--- Start of AVAILABLE DATA ---

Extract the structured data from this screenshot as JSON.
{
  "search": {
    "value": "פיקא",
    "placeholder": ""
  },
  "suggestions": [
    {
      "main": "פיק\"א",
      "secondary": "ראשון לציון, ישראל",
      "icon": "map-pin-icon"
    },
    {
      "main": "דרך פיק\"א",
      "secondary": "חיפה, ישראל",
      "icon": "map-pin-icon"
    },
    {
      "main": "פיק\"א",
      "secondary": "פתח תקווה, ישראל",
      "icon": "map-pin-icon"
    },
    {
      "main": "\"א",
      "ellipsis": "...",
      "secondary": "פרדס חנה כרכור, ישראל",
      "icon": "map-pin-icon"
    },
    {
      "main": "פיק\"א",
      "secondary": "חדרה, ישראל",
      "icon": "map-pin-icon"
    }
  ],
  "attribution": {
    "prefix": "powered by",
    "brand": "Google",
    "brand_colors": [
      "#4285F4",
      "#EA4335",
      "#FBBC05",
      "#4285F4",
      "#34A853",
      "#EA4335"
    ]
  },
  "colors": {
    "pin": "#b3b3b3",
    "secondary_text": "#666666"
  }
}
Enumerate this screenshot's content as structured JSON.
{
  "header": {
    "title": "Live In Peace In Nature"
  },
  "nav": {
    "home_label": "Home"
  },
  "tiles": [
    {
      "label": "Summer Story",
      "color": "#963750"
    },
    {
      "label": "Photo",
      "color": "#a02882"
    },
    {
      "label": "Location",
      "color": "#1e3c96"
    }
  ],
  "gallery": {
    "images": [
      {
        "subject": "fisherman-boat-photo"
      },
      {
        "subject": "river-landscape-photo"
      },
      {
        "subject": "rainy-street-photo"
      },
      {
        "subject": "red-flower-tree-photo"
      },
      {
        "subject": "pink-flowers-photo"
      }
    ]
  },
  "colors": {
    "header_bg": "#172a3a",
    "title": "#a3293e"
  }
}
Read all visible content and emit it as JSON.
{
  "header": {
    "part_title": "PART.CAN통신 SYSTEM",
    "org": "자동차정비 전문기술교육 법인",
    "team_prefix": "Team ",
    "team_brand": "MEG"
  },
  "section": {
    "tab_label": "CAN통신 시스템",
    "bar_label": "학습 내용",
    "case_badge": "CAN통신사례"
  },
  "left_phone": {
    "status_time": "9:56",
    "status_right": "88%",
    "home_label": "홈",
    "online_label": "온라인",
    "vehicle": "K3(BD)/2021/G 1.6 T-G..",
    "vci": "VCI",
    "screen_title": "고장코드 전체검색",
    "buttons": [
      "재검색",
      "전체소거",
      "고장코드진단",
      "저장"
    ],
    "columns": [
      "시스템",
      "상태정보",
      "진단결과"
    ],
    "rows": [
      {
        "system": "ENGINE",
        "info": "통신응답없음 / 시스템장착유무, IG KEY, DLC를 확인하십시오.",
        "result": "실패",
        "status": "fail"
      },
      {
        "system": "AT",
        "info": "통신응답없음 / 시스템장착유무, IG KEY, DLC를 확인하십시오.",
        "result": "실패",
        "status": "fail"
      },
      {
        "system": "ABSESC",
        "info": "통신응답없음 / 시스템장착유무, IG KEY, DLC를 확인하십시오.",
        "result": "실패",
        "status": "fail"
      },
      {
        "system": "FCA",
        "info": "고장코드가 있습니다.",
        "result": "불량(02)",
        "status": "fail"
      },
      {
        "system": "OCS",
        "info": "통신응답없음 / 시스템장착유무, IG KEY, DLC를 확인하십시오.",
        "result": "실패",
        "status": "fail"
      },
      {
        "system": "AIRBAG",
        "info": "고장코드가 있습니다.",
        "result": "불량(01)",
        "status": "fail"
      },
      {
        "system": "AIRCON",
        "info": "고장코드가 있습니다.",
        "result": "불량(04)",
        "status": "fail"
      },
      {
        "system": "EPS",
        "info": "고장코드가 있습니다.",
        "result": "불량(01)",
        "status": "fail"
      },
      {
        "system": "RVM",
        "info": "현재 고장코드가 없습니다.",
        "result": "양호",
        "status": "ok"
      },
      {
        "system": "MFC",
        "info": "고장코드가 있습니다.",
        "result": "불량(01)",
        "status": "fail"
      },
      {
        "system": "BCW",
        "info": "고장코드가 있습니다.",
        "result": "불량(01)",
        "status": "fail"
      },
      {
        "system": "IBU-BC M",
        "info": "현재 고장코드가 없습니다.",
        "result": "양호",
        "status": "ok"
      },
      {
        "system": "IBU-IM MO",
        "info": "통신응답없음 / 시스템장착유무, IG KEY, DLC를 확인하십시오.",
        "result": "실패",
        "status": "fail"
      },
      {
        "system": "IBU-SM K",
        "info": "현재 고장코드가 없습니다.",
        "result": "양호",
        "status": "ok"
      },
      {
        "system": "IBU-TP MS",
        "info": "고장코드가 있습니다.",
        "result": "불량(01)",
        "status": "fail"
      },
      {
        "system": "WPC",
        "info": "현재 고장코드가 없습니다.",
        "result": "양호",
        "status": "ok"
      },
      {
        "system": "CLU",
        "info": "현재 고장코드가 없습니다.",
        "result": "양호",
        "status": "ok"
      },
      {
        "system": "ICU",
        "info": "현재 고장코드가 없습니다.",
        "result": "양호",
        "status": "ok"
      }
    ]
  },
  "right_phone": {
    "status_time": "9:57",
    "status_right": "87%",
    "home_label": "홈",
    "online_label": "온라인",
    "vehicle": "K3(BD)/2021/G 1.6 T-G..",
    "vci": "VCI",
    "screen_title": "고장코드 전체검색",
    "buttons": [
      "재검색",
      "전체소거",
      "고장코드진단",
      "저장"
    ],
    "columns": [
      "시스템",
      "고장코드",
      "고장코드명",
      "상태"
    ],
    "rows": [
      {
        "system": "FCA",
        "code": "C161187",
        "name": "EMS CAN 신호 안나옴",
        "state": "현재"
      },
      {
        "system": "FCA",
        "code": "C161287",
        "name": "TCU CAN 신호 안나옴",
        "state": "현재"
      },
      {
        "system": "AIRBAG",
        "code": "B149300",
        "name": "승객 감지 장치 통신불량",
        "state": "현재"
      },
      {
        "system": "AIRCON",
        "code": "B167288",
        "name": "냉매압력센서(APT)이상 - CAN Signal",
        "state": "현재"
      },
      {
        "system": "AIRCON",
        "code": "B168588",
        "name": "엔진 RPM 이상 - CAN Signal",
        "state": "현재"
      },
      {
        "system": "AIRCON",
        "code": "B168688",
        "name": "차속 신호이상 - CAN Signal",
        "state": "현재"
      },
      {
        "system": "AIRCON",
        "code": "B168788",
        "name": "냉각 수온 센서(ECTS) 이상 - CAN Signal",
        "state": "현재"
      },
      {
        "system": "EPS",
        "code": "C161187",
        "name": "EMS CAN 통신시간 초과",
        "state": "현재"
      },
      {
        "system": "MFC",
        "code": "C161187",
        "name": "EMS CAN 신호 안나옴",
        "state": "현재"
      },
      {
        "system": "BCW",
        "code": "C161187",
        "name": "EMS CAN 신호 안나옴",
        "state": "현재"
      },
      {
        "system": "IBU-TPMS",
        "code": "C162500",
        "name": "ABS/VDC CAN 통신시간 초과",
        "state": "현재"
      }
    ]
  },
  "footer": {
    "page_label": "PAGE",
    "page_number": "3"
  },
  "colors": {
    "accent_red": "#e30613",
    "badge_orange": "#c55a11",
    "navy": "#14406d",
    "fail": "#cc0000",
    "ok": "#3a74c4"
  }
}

--- End of AVAILABLE DATA ---

** SET TASK **
Filter the listing for the word "subject" and copy every line that holds it.

** FINISHED TASK **
        "subject": "fisherman-boat-photo"
        "subject": "river-landscape-photo"
        "subject": "rainy-street-photo"
        "subject": "red-flower-tree-photo"
        "subject": "pink-flowers-photo"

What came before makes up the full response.